▸ **Registros de datos**:
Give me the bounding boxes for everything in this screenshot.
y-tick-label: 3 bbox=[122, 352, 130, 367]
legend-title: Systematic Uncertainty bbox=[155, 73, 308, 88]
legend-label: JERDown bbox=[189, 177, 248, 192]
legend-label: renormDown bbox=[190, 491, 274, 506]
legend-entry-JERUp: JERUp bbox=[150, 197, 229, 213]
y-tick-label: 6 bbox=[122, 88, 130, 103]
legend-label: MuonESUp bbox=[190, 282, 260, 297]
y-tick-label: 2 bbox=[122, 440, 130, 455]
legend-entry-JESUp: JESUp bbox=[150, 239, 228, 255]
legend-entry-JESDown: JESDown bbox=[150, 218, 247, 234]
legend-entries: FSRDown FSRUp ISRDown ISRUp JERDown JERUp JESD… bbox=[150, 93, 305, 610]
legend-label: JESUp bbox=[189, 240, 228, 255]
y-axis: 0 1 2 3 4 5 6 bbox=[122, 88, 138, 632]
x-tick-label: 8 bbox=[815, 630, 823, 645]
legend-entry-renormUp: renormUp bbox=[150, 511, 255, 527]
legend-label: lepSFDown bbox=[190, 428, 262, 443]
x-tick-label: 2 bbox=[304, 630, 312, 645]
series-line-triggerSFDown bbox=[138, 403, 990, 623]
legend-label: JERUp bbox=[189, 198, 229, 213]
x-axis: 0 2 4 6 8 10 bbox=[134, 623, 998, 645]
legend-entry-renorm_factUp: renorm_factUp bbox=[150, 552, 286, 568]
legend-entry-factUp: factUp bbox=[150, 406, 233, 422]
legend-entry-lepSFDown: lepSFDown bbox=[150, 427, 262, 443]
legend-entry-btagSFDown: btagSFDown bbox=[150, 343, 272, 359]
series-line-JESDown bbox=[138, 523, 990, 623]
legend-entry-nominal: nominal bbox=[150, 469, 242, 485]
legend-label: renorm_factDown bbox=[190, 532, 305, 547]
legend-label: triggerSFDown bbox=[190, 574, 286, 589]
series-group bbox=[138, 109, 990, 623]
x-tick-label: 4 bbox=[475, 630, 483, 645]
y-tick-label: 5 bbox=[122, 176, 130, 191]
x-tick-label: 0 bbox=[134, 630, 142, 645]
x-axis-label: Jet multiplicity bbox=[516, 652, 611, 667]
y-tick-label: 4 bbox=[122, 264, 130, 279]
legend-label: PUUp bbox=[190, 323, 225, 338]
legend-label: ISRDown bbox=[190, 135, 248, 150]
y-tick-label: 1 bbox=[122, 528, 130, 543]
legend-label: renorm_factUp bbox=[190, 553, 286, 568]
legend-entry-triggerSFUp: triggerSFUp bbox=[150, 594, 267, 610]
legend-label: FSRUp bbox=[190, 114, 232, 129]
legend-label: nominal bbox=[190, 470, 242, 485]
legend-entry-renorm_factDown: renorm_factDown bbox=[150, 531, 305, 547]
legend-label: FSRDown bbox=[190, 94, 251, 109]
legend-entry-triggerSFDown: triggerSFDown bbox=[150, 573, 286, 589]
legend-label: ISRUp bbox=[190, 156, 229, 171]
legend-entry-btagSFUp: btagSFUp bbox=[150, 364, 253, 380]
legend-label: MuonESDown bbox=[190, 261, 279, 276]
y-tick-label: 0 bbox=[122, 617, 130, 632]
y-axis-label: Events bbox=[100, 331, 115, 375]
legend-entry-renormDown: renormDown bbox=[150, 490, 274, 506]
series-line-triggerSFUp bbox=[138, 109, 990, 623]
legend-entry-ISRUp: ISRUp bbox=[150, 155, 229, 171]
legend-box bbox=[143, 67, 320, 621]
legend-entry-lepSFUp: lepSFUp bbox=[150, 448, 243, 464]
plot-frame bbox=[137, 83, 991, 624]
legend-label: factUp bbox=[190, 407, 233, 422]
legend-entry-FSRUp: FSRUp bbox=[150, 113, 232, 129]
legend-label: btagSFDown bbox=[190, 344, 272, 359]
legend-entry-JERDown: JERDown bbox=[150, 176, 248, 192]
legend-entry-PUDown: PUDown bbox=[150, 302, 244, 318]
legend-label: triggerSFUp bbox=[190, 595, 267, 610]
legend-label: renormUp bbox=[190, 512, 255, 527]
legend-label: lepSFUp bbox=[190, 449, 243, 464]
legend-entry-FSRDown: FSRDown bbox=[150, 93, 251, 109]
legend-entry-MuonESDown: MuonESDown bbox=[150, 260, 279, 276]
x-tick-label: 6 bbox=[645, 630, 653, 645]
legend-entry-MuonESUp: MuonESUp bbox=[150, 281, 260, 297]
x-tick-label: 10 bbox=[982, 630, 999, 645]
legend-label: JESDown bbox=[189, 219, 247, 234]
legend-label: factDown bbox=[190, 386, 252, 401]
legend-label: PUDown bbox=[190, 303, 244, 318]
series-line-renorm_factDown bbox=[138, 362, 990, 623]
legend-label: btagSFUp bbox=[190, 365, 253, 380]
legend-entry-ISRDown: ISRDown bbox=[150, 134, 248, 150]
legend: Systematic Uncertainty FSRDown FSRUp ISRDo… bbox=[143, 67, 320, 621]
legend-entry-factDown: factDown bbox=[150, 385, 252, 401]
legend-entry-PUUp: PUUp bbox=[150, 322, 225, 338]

▸ **Problema a resolver**: Repite sin ningún cambio cada línea de los registros de arriba.

▸ **Solución del ejercicio**:
Give me the bounding boxes for everything in this screenshot.
y-tick-label: 3 bbox=[122, 352, 130, 367]
legend-title: Systematic Uncertainty bbox=[155, 73, 308, 88]
legend-label: JERDown bbox=[189, 177, 248, 192]
legend-label: renormDown bbox=[190, 491, 274, 506]
legend-entry-JERUp: JERUp bbox=[150, 197, 229, 213]
y-tick-label: 6 bbox=[122, 88, 130, 103]
legend-label: MuonESUp bbox=[190, 282, 260, 297]
y-tick-label: 2 bbox=[122, 440, 130, 455]
legend-entry-JESUp: JESUp bbox=[150, 239, 228, 255]
legend-entry-JESDown: JESDown bbox=[150, 218, 247, 234]
legend-entries: FSRDown FSRUp ISRDown ISRUp JERDown JERUp JESD… bbox=[150, 93, 305, 610]
legend-label: JESUp bbox=[189, 240, 228, 255]
y-axis: 0 1 2 3 4 5 6 bbox=[122, 88, 138, 632]
x-tick-label: 8 bbox=[815, 630, 823, 645]
legend-entry-renormUp: renormUp bbox=[150, 511, 255, 527]
legend-label: lepSFDown bbox=[190, 428, 262, 443]
x-tick-label: 2 bbox=[304, 630, 312, 645]
series-line-triggerSFDown bbox=[138, 403, 990, 623]
legend-label: JERUp bbox=[189, 198, 229, 213]
x-axis: 0 2 4 6 8 10 bbox=[134, 623, 998, 645]
legend-entry-renorm_factUp: renorm_factUp bbox=[150, 552, 286, 568]
legend-entry-factUp: factUp bbox=[150, 406, 233, 422]
legend-entry-lepSFDown: lepSFDown bbox=[150, 427, 262, 443]
legend-entry-btagSFDown: btagSFDown bbox=[150, 343, 272, 359]
series-line-JESDown bbox=[138, 523, 990, 623]
legend-entry-nominal: nominal bbox=[150, 469, 242, 485]
legend-label: renorm_factDown bbox=[190, 532, 305, 547]
legend-label: triggerSFDown bbox=[190, 574, 286, 589]
series-group bbox=[138, 109, 990, 623]
x-tick-label: 4 bbox=[475, 630, 483, 645]
y-tick-label: 5 bbox=[122, 176, 130, 191]
x-tick-label: 0 bbox=[134, 630, 142, 645]
x-axis-label: Jet multiplicity bbox=[516, 652, 611, 667]
y-tick-label: 4 bbox=[122, 264, 130, 279]
legend-label: PUUp bbox=[190, 323, 225, 338]
legend-label: ISRDown bbox=[190, 135, 248, 150]
y-tick-label: 1 bbox=[122, 528, 130, 543]
legend-label: renorm_factUp bbox=[190, 553, 286, 568]
legend-entry-triggerSFUp: triggerSFUp bbox=[150, 594, 267, 610]
legend-label: FSRUp bbox=[190, 114, 232, 129]
legend-label: nominal bbox=[190, 470, 242, 485]
legend-entry-renorm_factDown: renorm_factDown bbox=[150, 531, 305, 547]
legend-label: FSRDown bbox=[190, 94, 251, 109]
legend-entry-triggerSFDown: triggerSFDown bbox=[150, 573, 286, 589]
legend-label: ISRUp bbox=[190, 156, 229, 171]
legend-entry-btagSFUp: btagSFUp bbox=[150, 364, 253, 380]
legend-label: MuonESDown bbox=[190, 261, 279, 276]
y-tick-label: 0 bbox=[122, 617, 130, 632]
y-axis-label: Events bbox=[100, 331, 115, 375]
legend-entry-renormDown: renormDown bbox=[150, 490, 274, 506]
series-line-triggerSFUp bbox=[138, 109, 990, 623]
legend-entry-ISRUp: ISRUp bbox=[150, 155, 229, 171]
legend-box bbox=[143, 67, 320, 621]
legend-entry-lepSFUp: lepSFUp bbox=[150, 448, 243, 464]
plot-frame bbox=[137, 83, 991, 624]
legend-label: factUp bbox=[190, 407, 233, 422]
legend-entry-FSRUp: FSRUp bbox=[150, 113, 232, 129]
legend-label: btagSFDown bbox=[190, 344, 272, 359]
legend-entry-JERDown: JERDown bbox=[150, 176, 248, 192]
legend-entry-PUDown: PUDown bbox=[150, 302, 244, 318]
legend-label: triggerSFUp bbox=[190, 595, 267, 610]
legend-label: renormUp bbox=[190, 512, 255, 527]
legend-label: lepSFUp bbox=[190, 449, 243, 464]
legend-entry-FSRDown: FSRDown bbox=[150, 93, 251, 109]
legend-entry-MuonESDown: MuonESDown bbox=[150, 260, 279, 276]
x-tick-label: 6 bbox=[645, 630, 653, 645]
legend-entry-MuonESUp: MuonESUp bbox=[150, 281, 260, 297]
x-tick-label: 10 bbox=[982, 630, 999, 645]
legend-label: JESDown bbox=[189, 219, 247, 234]
legend-label: factDown bbox=[190, 386, 252, 401]
legend-label: PUDown bbox=[190, 303, 244, 318]
series-line-renorm_factDown bbox=[138, 362, 990, 623]
legend-label: btagSFUp bbox=[190, 365, 253, 380]
legend-entry-ISRDown: ISRDown bbox=[150, 134, 248, 150]
legend: Systematic Uncertainty FSRDown FSRUp ISRDo… bbox=[143, 67, 320, 621]
legend-entry-factDown: factDown bbox=[150, 385, 252, 401]
legend-entry-PUUp: PUUp bbox=[150, 322, 225, 338]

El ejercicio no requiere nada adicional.